Task statement —
Leave the pictures out. Return all other data exactly.

Working data —
=-=-=

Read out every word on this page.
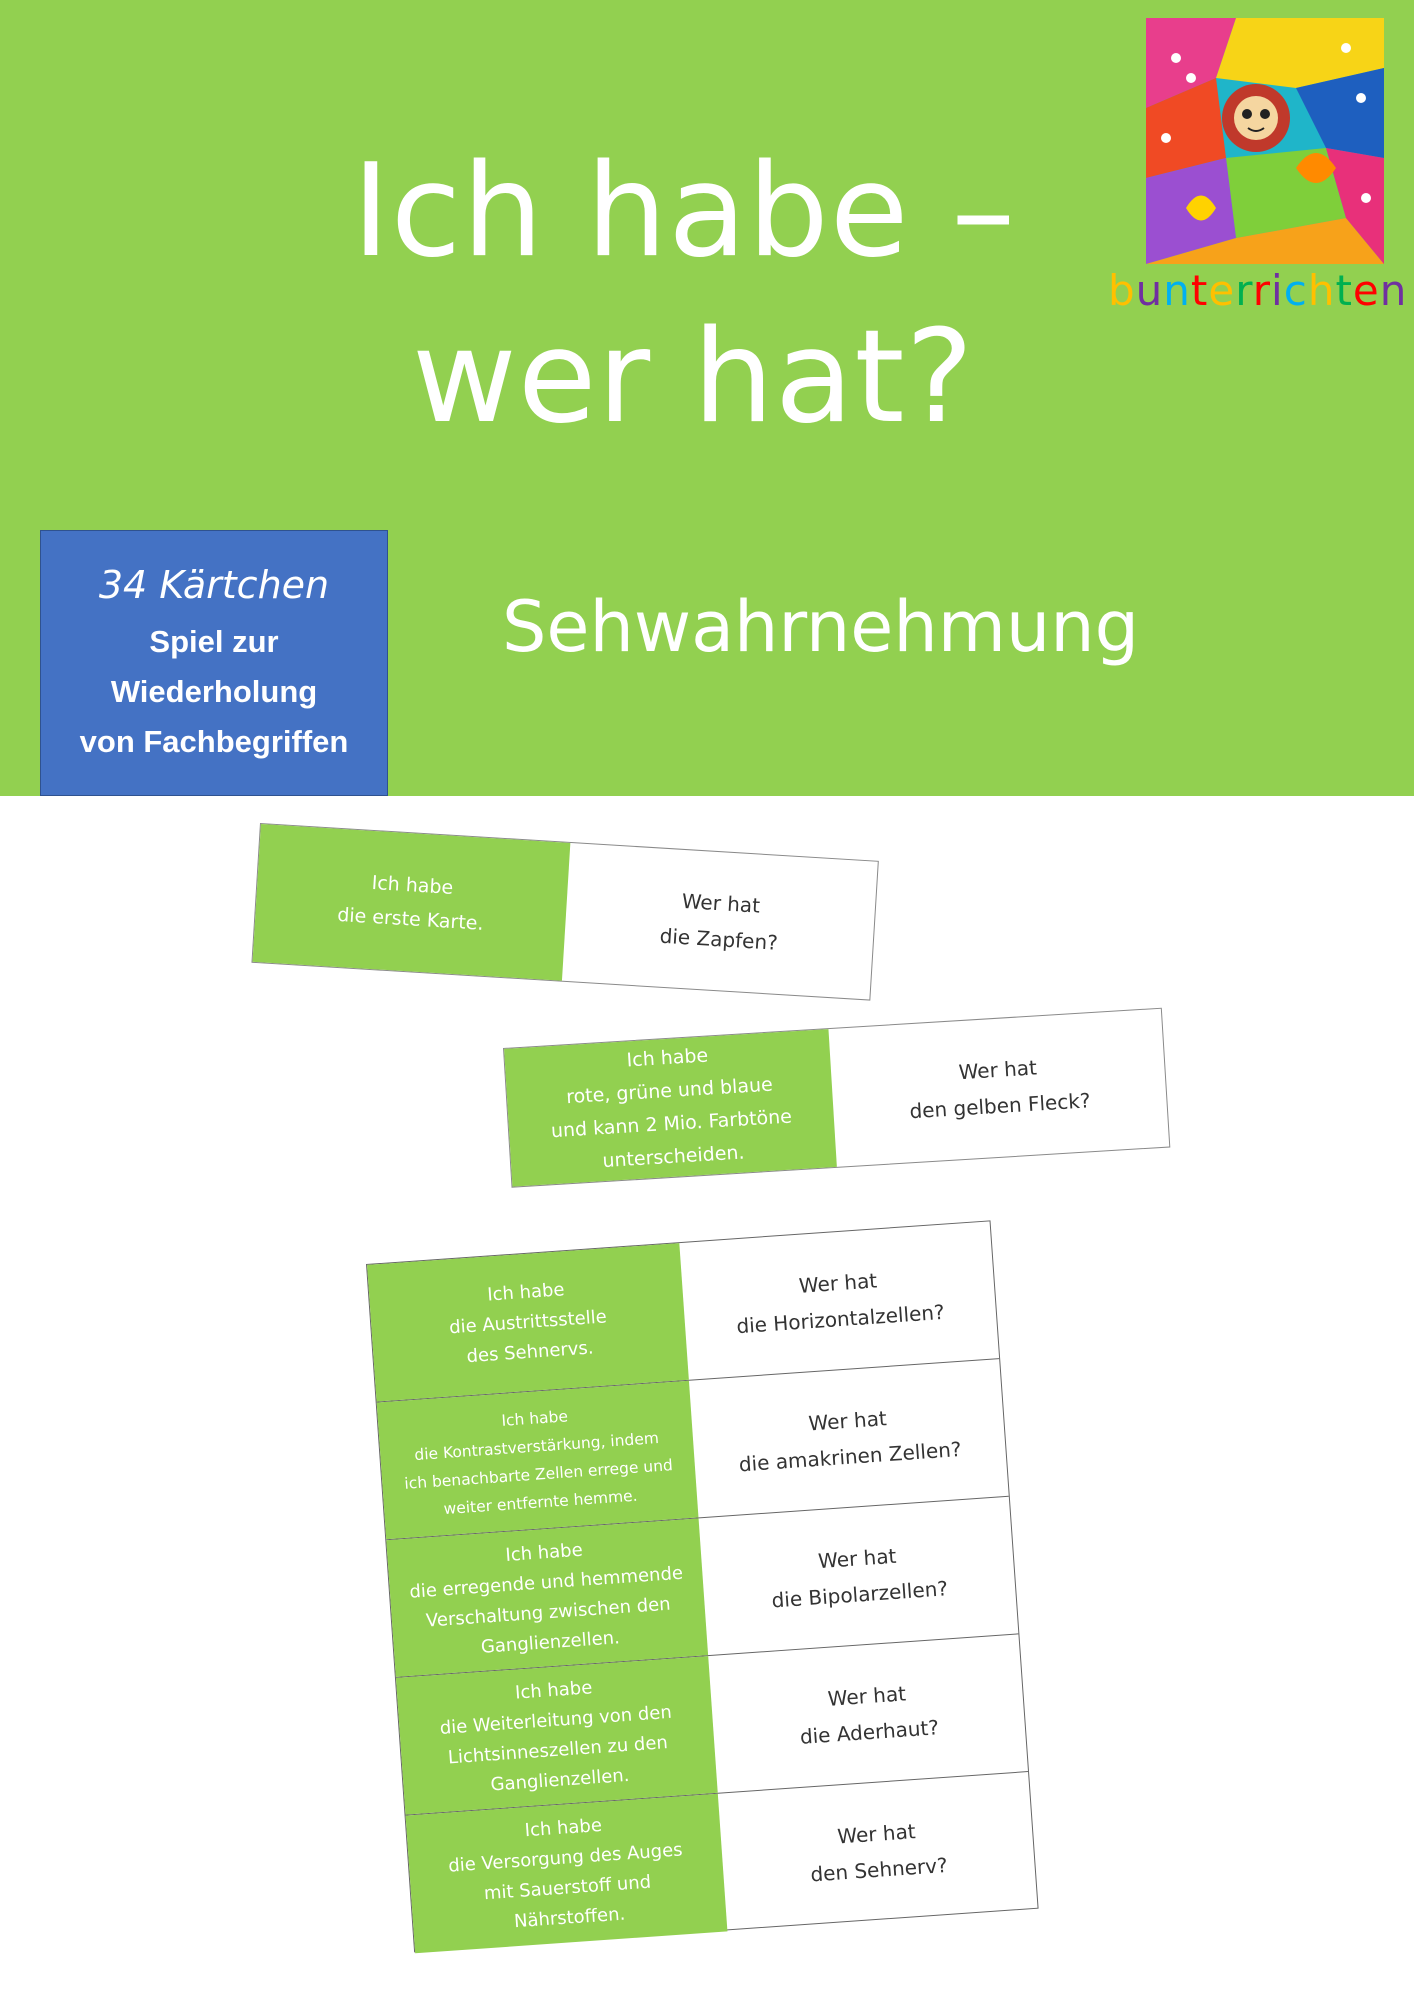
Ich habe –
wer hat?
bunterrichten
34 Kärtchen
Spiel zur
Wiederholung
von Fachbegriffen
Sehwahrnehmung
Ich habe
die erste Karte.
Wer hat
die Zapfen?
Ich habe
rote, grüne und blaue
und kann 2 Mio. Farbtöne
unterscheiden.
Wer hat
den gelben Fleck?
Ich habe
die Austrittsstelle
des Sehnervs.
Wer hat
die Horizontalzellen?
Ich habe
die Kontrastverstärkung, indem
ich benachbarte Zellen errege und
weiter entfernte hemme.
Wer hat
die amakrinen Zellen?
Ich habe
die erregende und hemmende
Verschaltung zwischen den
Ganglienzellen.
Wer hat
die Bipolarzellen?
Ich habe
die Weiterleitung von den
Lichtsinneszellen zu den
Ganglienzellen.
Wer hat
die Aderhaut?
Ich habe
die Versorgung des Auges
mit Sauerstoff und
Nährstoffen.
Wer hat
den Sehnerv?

=-=-=

Output of the task —
Read out every word on this page.
Ich habe –
wer hat?
bunterrichten
34 Kärtchen
Spiel zur
Wiederholung
von Fachbegriffen
Sehwahrnehmung
Ich habe
die erste Karte.
Wer hat
die Zapfen?
Ich habe
rote, grüne und blaue
und kann 2 Mio. Farbtöne
unterscheiden.
Wer hat
den gelben Fleck?
Ich habe
die Austrittsstelle
des Sehnervs.
Wer hat
die Horizontalzellen?
Ich habe
die Kontrastverstärkung, indem
ich benachbarte Zellen errege und
weiter entfernte hemme.
Wer hat
die amakrinen Zellen?
Ich habe
die erregende und hemmende
Verschaltung zwischen den
Ganglienzellen.
Wer hat
die Bipolarzellen?
Ich habe
die Weiterleitung von den
Lichtsinneszellen zu den
Ganglienzellen.
Wer hat
die Aderhaut?
Ich habe
die Versorgung des Auges
mit Sauerstoff und
Nährstoffen.
Wer hat
den Sehnerv?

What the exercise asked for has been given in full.